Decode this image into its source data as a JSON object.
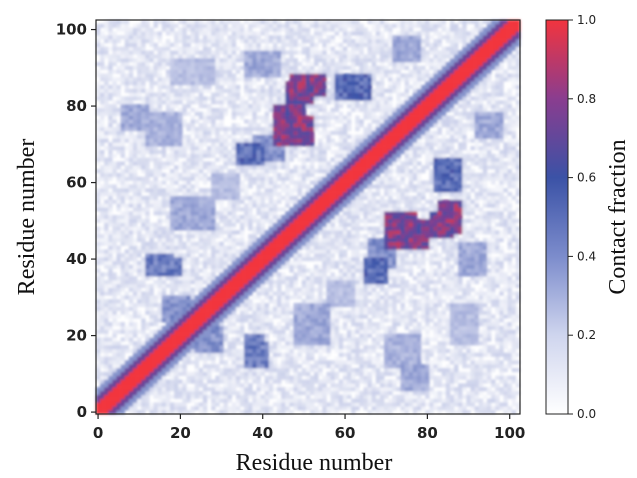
{
  "chart_data": {
    "type": "heatmap",
    "title": "",
    "xlabel": "Residue number",
    "ylabel": "Residue number",
    "xlim": [
      0,
      103
    ],
    "ylim": [
      0,
      103
    ],
    "xticks": [
      "0",
      "20",
      "40",
      "60",
      "80",
      "100"
    ],
    "yticks": [
      "0",
      "20",
      "40",
      "60",
      "80",
      "100"
    ],
    "colorbar": {
      "label": "Contact fraction",
      "range": [
        0.0,
        1.0
      ],
      "ticks": [
        "0.0",
        "0.2",
        "0.4",
        "0.6",
        "0.8",
        "1.0"
      ],
      "colors": [
        "#ffffff",
        "#9fa9d8",
        "#3a53a8",
        "#7a3f93",
        "#e23a4a",
        "#f2343e"
      ]
    },
    "n_residues": 103,
    "diagonal_value": 1.0,
    "background_value": 0.05,
    "contact_regions": [
      {
        "x": [
          43,
          52
        ],
        "y": [
          70,
          77
        ],
        "value": 0.6
      },
      {
        "x": [
          46,
          52
        ],
        "y": [
          81,
          86
        ],
        "value": 0.55
      },
      {
        "x": [
          83,
          88
        ],
        "y": [
          47,
          55
        ],
        "value": 0.6
      },
      {
        "x": [
          74,
          80
        ],
        "y": [
          43,
          50
        ],
        "value": 0.55
      },
      {
        "x": [
          34,
          40
        ],
        "y": [
          65,
          70
        ],
        "value": 0.35
      },
      {
        "x": [
          82,
          88
        ],
        "y": [
          58,
          66
        ],
        "value": 0.35
      },
      {
        "x": [
          12,
          18
        ],
        "y": [
          36,
          41
        ],
        "value": 0.3
      },
      {
        "x": [
          36,
          40
        ],
        "y": [
          14,
          20
        ],
        "value": 0.3
      },
      {
        "x": [
          16,
          22
        ],
        "y": [
          24,
          30
        ],
        "value": 0.25
      },
      {
        "x": [
          48,
          56
        ],
        "y": [
          18,
          28
        ],
        "value": 0.2
      },
      {
        "x": [
          66,
          72
        ],
        "y": [
          38,
          45
        ],
        "value": 0.25
      },
      {
        "x": [
          88,
          94
        ],
        "y": [
          36,
          44
        ],
        "value": 0.2
      },
      {
        "x": [
          6,
          12
        ],
        "y": [
          74,
          80
        ],
        "value": 0.2
      },
      {
        "x": [
          18,
          26
        ],
        "y": [
          86,
          92
        ],
        "value": 0.15
      },
      {
        "x": [
          92,
          98
        ],
        "y": [
          72,
          78
        ],
        "value": 0.2
      },
      {
        "x": [
          70,
          78
        ],
        "y": [
          12,
          20
        ],
        "value": 0.18
      },
      {
        "x": [
          28,
          34
        ],
        "y": [
          56,
          62
        ],
        "value": 0.15
      },
      {
        "x": [
          86,
          92
        ],
        "y": [
          20,
          28
        ],
        "value": 0.15
      }
    ]
  }
}
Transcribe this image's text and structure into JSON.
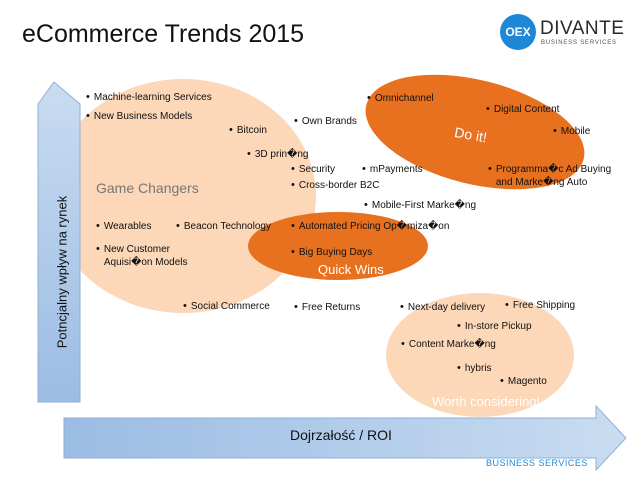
{
  "title": "eCommerce Trends 2015",
  "logo": {
    "badge": "OEX",
    "name": "DIVANTE",
    "sub": "BUSINESS SERVICES"
  },
  "axes": {
    "y_label": "Potncjalny wpływ na rynek",
    "x_label": "Dojrzałość / ROI"
  },
  "zones": {
    "game_changers": "Game Changers",
    "quick_wins": "Quick Wins",
    "do_it": "Do it!",
    "worth_considering": "Worth considering!"
  },
  "items": {
    "machine_learning": "Machine-learning Services",
    "new_business_models": "New Business Models",
    "bitcoin": "Bitcoin",
    "own_brands": "Own Brands",
    "omnichannel": "Omnichannel",
    "digital_content": "Digital Content",
    "mobile": "Mobile",
    "printing_3d": "3D prin�ng",
    "security": "Security",
    "mpayments": "mPayments",
    "cross_border": "Cross-border B2C",
    "programmatic_1": "Programma�c Ad Buying",
    "programmatic_2": "and Marke�ng Auto",
    "mobile_first": "Mobile-First Marke�ng",
    "wearables": "Wearables",
    "beacon": "Beacon Technology",
    "automated_pricing": "Automated Pricing Op�miza�on",
    "new_customer_1": "New Customer",
    "new_customer_2": "Aquisi�on Models",
    "big_buying_days": "Big Buying Days",
    "social_commerce": "Social Commerce",
    "free_returns": "Free Returns",
    "next_day": "Next-day delivery",
    "free_shipping": "Free Shipping",
    "in_store_pickup": "In-store Pickup",
    "content_marketing": "Content Marke�ng",
    "hybris": "hybris",
    "magento": "Magento"
  },
  "footer": "BUSINESS SERVICES",
  "colors": {
    "arrow": "#aac6e6",
    "peach": "#fcd7b8",
    "orange": "#e8711f",
    "brand": "#1e88d6"
  }
}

§

Give back each entry exactly as it appears, with no pictures.

◆ RESULT OF THE EXERCISE ◆
Decode this image into its source data as a JSON object.
{
  "chart_data": {
    "type": "heatmap",
    "title": "",
    "xlabel": "Residue number",
    "ylabel": "Residue number",
    "xlim": [
      0,
      103
    ],
    "ylim": [
      0,
      103
    ],
    "xticks": [
      "0",
      "20",
      "40",
      "60",
      "80",
      "100"
    ],
    "yticks": [
      "0",
      "20",
      "40",
      "60",
      "80",
      "100"
    ],
    "colorbar": {
      "label": "Contact fraction",
      "range": [
        0.0,
        1.0
      ],
      "ticks": [
        "0.0",
        "0.2",
        "0.4",
        "0.6",
        "0.8",
        "1.0"
      ],
      "colors": [
        "#ffffff",
        "#9fa9d8",
        "#3a53a8",
        "#7a3f93",
        "#e23a4a",
        "#f2343e"
      ]
    },
    "n_residues": 103,
    "diagonal_value": 1.0,
    "background_value": 0.05,
    "contact_regions": [
      {
        "x": [
          43,
          52
        ],
        "y": [
          70,
          77
        ],
        "value": 0.6
      },
      {
        "x": [
          46,
          52
        ],
        "y": [
          81,
          86
        ],
        "value": 0.55
      },
      {
        "x": [
          83,
          88
        ],
        "y": [
          47,
          55
        ],
        "value": 0.6
      },
      {
        "x": [
          74,
          80
        ],
        "y": [
          43,
          50
        ],
        "value": 0.55
      },
      {
        "x": [
          34,
          40
        ],
        "y": [
          65,
          70
        ],
        "value": 0.35
      },
      {
        "x": [
          82,
          88
        ],
        "y": [
          58,
          66
        ],
        "value": 0.35
      },
      {
        "x": [
          12,
          18
        ],
        "y": [
          36,
          41
        ],
        "value": 0.3
      },
      {
        "x": [
          36,
          40
        ],
        "y": [
          14,
          20
        ],
        "value": 0.3
      },
      {
        "x": [
          16,
          22
        ],
        "y": [
          24,
          30
        ],
        "value": 0.25
      },
      {
        "x": [
          48,
          56
        ],
        "y": [
          18,
          28
        ],
        "value": 0.2
      },
      {
        "x": [
          66,
          72
        ],
        "y": [
          38,
          45
        ],
        "value": 0.25
      },
      {
        "x": [
          88,
          94
        ],
        "y": [
          36,
          44
        ],
        "value": 0.2
      },
      {
        "x": [
          6,
          12
        ],
        "y": [
          74,
          80
        ],
        "value": 0.2
      },
      {
        "x": [
          18,
          26
        ],
        "y": [
          86,
          92
        ],
        "value": 0.15
      },
      {
        "x": [
          92,
          98
        ],
        "y": [
          72,
          78
        ],
        "value": 0.2
      },
      {
        "x": [
          70,
          78
        ],
        "y": [
          12,
          20
        ],
        "value": 0.18
      },
      {
        "x": [
          28,
          34
        ],
        "y": [
          56,
          62
        ],
        "value": 0.15
      },
      {
        "x": [
          86,
          92
        ],
        "y": [
          20,
          28
        ],
        "value": 0.15
      }
    ]
  }
}
Transcribe this image's text and structure into JSON.
{
  "title": "eCommerce Trends 2015",
  "logo": {
    "badge": "OEX",
    "name": "DIVANTE",
    "sub": "BUSINESS SERVICES"
  },
  "axes": {
    "y_label": "Potncjalny wpływ na rynek",
    "x_label": "Dojrzałość / ROI"
  },
  "zones": {
    "game_changers": "Game Changers",
    "quick_wins": "Quick Wins",
    "do_it": "Do it!",
    "worth_considering": "Worth considering!"
  },
  "items": {
    "machine_learning": "Machine-learning Services",
    "new_business_models": "New Business Models",
    "bitcoin": "Bitcoin",
    "own_brands": "Own Brands",
    "omnichannel": "Omnichannel",
    "digital_content": "Digital Content",
    "mobile": "Mobile",
    "printing_3d": "3D prin�ng",
    "security": "Security",
    "mpayments": "mPayments",
    "cross_border": "Cross-border B2C",
    "programmatic_1": "Programma�c Ad Buying",
    "programmatic_2": "and Marke�ng Auto",
    "mobile_first": "Mobile-First Marke�ng",
    "wearables": "Wearables",
    "beacon": "Beacon Technology",
    "automated_pricing": "Automated Pricing Op�miza�on",
    "new_customer_1": "New Customer",
    "new_customer_2": "Aquisi�on Models",
    "big_buying_days": "Big Buying Days",
    "social_commerce": "Social Commerce",
    "free_returns": "Free Returns",
    "next_day": "Next-day delivery",
    "free_shipping": "Free Shipping",
    "in_store_pickup": "In-store Pickup",
    "content_marketing": "Content Marke�ng",
    "hybris": "hybris",
    "magento": "Magento"
  },
  "footer": "BUSINESS SERVICES",
  "colors": {
    "arrow": "#aac6e6",
    "peach": "#fcd7b8",
    "orange": "#e8711f",
    "brand": "#1e88d6"
  }
}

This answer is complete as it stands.